◆ RECORDS ◆
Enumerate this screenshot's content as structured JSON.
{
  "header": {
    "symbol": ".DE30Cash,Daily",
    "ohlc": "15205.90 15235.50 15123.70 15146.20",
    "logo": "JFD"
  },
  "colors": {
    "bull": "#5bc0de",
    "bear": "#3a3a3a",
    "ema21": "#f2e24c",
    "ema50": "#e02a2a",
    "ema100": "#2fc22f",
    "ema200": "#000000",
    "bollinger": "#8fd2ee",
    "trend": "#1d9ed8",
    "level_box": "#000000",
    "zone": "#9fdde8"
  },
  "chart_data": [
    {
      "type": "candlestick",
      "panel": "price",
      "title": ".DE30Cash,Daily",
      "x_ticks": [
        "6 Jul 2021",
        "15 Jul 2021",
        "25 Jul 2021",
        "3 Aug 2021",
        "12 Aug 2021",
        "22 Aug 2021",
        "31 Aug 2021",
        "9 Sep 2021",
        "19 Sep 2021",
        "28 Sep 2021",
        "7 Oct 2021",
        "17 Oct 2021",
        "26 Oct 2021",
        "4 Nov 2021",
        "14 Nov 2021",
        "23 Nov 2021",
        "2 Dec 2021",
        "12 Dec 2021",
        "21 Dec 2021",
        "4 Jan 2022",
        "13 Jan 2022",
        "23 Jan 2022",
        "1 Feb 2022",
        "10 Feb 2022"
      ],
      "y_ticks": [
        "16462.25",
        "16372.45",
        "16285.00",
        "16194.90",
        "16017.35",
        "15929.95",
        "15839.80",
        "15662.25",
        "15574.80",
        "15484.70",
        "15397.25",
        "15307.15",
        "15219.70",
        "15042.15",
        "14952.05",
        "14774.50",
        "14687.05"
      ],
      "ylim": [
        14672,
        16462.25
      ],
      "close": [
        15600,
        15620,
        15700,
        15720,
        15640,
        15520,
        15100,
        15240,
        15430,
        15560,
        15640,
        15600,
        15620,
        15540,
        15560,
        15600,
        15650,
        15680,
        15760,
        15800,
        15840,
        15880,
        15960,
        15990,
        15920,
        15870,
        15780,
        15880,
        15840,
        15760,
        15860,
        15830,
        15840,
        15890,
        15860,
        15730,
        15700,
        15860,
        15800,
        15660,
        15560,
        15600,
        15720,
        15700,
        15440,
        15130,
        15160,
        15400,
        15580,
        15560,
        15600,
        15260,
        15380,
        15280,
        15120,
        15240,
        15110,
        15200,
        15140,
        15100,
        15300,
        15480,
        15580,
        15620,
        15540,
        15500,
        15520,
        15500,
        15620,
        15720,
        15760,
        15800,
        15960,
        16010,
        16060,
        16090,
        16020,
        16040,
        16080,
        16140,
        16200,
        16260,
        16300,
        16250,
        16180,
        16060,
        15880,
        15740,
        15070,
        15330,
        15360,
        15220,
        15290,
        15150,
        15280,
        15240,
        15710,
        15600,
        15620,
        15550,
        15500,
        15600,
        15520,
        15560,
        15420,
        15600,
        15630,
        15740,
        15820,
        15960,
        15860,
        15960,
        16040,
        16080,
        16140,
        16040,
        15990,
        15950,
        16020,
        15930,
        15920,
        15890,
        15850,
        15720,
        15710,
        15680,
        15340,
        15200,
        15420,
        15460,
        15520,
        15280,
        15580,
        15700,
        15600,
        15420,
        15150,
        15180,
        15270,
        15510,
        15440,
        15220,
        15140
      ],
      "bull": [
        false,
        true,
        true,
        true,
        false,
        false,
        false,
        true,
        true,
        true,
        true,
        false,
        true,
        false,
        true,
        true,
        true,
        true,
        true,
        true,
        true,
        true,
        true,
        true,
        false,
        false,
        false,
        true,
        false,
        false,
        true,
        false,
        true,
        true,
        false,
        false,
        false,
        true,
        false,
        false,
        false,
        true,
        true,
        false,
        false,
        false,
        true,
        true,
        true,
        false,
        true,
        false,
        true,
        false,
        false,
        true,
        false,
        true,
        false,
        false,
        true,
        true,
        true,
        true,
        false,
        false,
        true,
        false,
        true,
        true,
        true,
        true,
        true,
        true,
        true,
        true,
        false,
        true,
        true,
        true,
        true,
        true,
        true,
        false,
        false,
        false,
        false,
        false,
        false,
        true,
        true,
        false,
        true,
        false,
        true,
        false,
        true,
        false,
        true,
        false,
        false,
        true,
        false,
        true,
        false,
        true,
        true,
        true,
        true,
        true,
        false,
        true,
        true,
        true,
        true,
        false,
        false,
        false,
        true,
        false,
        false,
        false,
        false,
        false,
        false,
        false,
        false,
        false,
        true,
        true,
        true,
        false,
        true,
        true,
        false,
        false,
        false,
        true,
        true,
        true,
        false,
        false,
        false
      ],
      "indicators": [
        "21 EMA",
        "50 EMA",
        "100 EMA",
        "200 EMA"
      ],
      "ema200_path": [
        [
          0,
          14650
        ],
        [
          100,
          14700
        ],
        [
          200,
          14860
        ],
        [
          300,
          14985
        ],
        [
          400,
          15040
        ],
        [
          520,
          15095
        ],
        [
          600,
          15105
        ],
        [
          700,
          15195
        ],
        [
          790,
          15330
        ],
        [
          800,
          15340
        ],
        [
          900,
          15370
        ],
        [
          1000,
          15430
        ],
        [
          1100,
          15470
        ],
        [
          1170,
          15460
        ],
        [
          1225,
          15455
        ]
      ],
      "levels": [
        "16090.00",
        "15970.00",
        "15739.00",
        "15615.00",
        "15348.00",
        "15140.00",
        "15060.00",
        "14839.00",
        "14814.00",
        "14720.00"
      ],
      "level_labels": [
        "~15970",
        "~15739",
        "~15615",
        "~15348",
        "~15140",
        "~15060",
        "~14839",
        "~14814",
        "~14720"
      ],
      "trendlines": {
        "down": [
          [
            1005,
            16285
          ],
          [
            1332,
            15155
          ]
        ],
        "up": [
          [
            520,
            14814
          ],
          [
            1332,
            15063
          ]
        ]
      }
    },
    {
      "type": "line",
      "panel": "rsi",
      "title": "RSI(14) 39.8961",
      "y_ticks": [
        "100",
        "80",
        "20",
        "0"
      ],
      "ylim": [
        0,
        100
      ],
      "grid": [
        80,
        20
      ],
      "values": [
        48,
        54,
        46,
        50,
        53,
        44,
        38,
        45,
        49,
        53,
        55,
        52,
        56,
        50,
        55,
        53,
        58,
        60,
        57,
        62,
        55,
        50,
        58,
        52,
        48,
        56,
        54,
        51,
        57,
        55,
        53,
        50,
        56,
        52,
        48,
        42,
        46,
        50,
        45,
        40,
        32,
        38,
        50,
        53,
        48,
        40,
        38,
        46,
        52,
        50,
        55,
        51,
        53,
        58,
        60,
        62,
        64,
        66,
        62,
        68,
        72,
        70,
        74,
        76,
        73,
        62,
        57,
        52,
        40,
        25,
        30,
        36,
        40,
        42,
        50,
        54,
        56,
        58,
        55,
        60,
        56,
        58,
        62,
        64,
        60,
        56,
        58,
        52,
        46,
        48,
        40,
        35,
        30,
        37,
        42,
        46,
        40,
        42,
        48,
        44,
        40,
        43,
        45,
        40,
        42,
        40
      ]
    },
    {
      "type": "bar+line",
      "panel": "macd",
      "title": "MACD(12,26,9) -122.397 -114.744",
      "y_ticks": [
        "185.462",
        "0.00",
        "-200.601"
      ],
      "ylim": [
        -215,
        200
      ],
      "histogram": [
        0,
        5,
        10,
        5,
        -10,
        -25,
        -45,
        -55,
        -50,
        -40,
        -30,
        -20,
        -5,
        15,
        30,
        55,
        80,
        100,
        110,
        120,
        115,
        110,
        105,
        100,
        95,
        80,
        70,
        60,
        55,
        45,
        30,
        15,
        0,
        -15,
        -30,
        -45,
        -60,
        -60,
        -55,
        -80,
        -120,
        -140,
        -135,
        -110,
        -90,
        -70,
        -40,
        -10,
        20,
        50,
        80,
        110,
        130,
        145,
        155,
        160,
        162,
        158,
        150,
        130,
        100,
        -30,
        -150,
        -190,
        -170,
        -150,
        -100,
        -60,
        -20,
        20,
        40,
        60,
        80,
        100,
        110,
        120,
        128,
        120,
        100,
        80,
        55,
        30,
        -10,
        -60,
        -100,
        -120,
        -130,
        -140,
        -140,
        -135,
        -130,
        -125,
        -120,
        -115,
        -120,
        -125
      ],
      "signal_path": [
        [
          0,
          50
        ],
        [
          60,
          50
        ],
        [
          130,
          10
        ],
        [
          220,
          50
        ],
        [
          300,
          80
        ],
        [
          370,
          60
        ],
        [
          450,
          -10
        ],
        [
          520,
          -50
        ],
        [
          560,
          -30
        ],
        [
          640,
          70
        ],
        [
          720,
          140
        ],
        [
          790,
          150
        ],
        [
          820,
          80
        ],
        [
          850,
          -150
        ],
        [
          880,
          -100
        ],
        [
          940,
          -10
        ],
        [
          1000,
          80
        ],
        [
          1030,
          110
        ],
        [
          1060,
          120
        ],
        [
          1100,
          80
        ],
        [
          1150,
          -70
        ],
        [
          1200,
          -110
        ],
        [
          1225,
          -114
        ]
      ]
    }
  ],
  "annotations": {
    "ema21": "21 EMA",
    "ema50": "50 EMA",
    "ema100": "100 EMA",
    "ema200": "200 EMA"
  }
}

◆ REQUIRED WORK ◆
Gather all lines from the listing above in which "type" occurs.

◆ RESULT ◆
      "type": "candlestick",
      "type": "line",
      "type": "bar+line",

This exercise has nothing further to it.